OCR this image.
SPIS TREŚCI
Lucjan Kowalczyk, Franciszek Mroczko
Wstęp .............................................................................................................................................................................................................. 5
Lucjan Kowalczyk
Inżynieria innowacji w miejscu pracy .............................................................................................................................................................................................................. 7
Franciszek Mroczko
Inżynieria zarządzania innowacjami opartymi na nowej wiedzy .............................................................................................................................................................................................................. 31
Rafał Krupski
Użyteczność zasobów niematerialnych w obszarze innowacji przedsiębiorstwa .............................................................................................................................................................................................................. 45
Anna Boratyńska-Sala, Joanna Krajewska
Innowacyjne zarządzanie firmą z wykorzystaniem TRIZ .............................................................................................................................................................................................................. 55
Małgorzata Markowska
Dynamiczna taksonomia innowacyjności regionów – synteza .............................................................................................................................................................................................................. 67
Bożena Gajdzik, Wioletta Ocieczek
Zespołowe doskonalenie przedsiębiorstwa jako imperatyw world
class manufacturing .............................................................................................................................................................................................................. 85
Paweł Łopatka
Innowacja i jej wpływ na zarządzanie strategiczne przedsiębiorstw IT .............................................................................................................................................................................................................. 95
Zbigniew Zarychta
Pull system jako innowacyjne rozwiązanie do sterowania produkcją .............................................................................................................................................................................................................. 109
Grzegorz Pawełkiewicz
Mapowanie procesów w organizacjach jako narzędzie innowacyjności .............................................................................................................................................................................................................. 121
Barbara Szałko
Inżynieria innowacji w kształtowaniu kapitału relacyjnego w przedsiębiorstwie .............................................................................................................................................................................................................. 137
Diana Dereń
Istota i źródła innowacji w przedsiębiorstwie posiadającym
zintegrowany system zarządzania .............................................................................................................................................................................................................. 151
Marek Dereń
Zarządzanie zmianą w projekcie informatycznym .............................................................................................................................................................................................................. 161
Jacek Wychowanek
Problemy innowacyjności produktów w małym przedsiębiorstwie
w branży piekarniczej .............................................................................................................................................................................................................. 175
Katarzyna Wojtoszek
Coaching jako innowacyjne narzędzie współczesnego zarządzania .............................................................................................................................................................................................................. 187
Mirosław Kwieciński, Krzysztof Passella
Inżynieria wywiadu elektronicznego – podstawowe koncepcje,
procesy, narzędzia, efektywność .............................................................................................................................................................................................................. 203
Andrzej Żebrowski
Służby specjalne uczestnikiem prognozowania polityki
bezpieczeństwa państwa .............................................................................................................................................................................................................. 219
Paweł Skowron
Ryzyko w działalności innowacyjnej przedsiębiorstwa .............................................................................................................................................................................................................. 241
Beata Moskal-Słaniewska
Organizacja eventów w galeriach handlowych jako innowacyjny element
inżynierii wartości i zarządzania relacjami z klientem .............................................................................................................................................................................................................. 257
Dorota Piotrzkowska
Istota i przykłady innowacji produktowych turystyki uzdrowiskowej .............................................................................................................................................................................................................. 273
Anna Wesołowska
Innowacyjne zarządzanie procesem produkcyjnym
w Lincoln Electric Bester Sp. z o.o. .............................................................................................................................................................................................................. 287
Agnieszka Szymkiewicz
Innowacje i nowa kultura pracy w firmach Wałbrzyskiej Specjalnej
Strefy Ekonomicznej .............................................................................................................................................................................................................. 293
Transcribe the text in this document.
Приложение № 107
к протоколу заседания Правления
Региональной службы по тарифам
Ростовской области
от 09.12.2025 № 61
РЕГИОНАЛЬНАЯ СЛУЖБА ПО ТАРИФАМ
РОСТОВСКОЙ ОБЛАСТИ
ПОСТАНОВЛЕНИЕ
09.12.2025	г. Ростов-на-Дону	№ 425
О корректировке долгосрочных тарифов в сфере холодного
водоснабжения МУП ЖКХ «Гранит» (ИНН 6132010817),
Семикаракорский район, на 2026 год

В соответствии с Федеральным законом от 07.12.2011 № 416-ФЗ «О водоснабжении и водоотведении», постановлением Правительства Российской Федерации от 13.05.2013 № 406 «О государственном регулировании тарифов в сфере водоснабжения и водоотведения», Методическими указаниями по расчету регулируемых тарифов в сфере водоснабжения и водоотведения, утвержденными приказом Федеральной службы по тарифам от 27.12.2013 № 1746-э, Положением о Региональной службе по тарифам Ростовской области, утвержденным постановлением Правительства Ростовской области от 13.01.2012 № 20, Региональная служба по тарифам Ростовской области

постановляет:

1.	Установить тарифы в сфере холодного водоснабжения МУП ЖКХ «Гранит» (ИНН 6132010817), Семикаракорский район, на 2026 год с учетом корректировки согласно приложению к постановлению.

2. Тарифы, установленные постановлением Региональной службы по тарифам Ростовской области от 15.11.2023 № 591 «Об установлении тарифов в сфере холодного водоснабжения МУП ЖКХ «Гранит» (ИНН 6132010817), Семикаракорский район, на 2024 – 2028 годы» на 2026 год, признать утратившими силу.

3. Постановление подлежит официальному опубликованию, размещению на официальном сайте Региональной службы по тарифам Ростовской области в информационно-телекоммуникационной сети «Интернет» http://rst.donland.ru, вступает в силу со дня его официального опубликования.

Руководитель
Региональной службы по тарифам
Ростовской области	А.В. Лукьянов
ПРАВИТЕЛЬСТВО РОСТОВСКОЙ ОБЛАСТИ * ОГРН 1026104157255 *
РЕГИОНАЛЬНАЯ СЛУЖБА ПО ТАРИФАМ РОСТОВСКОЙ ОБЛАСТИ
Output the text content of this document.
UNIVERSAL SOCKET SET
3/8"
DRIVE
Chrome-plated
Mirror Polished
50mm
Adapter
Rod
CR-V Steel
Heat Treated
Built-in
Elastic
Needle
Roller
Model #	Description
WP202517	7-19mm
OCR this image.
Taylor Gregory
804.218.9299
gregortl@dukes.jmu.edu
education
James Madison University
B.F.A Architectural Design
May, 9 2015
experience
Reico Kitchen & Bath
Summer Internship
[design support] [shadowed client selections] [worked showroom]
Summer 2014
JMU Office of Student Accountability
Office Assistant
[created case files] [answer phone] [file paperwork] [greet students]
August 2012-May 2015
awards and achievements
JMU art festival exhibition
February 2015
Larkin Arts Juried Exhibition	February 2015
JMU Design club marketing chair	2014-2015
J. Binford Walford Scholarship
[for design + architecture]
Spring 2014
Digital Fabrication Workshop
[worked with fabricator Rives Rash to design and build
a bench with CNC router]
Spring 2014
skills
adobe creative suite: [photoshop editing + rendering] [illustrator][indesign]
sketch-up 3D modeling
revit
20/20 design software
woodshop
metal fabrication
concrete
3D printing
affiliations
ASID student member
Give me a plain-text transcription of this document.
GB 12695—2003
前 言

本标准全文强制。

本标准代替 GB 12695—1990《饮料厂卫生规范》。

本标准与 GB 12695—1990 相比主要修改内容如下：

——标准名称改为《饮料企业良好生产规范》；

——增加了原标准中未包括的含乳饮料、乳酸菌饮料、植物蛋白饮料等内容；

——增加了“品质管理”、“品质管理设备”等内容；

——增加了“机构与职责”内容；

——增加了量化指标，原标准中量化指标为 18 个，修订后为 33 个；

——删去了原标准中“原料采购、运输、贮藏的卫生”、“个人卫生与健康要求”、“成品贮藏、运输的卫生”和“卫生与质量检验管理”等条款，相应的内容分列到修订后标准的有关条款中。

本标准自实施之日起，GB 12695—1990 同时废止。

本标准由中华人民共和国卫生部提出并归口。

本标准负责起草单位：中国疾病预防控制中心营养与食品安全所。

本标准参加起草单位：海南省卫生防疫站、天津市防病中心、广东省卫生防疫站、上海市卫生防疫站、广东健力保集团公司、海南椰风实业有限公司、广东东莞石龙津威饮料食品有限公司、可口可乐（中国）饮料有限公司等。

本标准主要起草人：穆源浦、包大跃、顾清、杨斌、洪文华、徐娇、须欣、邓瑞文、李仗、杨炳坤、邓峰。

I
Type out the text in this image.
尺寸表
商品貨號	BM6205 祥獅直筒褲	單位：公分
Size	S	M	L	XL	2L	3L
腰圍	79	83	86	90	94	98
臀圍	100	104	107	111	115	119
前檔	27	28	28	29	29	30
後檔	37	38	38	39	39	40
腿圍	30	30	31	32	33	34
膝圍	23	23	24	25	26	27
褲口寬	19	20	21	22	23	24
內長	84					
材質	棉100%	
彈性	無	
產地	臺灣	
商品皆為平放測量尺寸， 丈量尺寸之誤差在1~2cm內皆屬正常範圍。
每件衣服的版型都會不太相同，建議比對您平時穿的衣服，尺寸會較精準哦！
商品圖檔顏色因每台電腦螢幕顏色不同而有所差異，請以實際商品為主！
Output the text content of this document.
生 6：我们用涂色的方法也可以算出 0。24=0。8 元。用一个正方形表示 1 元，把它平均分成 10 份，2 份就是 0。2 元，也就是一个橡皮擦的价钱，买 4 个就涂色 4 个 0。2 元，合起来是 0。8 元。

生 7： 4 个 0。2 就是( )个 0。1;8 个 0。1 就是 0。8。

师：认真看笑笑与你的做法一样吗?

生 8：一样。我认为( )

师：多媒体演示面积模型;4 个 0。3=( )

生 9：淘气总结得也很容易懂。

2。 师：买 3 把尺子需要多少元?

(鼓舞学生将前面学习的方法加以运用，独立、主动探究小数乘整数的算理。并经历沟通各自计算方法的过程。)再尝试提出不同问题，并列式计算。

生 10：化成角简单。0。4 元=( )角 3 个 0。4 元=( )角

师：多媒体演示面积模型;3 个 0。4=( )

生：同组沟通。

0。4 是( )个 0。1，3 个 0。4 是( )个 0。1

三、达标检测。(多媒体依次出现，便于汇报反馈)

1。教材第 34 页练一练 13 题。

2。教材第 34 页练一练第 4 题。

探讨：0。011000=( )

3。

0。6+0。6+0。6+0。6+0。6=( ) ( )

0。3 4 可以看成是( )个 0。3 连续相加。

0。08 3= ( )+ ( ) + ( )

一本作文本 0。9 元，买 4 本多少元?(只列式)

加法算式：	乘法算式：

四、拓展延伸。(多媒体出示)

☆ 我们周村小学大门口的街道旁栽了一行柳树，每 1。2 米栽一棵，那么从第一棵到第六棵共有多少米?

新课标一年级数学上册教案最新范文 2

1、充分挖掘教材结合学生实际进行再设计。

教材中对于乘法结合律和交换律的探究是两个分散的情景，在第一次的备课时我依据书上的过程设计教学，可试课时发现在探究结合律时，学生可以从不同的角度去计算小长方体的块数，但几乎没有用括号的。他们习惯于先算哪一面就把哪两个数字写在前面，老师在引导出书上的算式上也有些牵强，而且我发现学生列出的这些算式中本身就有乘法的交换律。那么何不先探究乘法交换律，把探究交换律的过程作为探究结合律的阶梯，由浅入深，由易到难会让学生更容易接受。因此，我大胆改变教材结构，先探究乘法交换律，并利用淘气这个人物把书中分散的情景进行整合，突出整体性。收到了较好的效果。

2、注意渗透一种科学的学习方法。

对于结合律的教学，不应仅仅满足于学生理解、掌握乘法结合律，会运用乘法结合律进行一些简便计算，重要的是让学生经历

════════════════

Search the listing for the word "worked". Copy every line in which it occurs.

[design support] [shadowed client selections] [worked showroom]
[worked with fabricator Rives Rash to design and build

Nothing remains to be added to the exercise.